Objective: Find the word "title" in the listing; pull out each line holding it.

[Stored data]
* start *

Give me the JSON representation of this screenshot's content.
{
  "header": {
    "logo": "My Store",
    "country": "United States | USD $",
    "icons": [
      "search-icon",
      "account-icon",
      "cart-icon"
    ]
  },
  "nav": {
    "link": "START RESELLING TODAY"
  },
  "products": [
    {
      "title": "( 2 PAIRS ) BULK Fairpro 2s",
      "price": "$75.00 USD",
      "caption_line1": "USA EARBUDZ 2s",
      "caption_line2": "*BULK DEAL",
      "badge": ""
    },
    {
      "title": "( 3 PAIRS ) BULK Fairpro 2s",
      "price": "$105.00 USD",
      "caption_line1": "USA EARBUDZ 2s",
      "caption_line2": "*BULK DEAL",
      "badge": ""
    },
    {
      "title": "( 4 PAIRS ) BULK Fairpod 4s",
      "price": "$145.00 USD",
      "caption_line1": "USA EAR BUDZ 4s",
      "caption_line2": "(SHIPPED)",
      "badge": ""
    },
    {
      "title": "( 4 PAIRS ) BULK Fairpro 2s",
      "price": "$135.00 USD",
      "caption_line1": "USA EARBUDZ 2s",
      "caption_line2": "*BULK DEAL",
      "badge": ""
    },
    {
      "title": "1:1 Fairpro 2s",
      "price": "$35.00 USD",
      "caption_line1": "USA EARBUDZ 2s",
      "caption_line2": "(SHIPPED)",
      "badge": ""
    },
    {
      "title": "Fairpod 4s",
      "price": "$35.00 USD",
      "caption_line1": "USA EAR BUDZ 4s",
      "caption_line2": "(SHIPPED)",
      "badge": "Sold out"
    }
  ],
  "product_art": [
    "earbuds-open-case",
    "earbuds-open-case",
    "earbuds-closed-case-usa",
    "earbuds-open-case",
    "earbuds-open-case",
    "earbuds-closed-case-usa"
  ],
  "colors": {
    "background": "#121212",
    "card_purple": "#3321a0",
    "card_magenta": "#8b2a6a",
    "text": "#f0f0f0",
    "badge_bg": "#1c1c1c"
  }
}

* end *

Task response:
      "title": "( 2 PAIRS ) BULK Fairpro 2s",
      "title": "( 3 PAIRS ) BULK Fairpro 2s",
      "title": "( 4 PAIRS ) BULK Fairpod 4s",
      "title": "( 4 PAIRS ) BULK Fairpro 2s",
      "title": "1:1 Fairpro 2s",
      "title": "Fairpod 4s",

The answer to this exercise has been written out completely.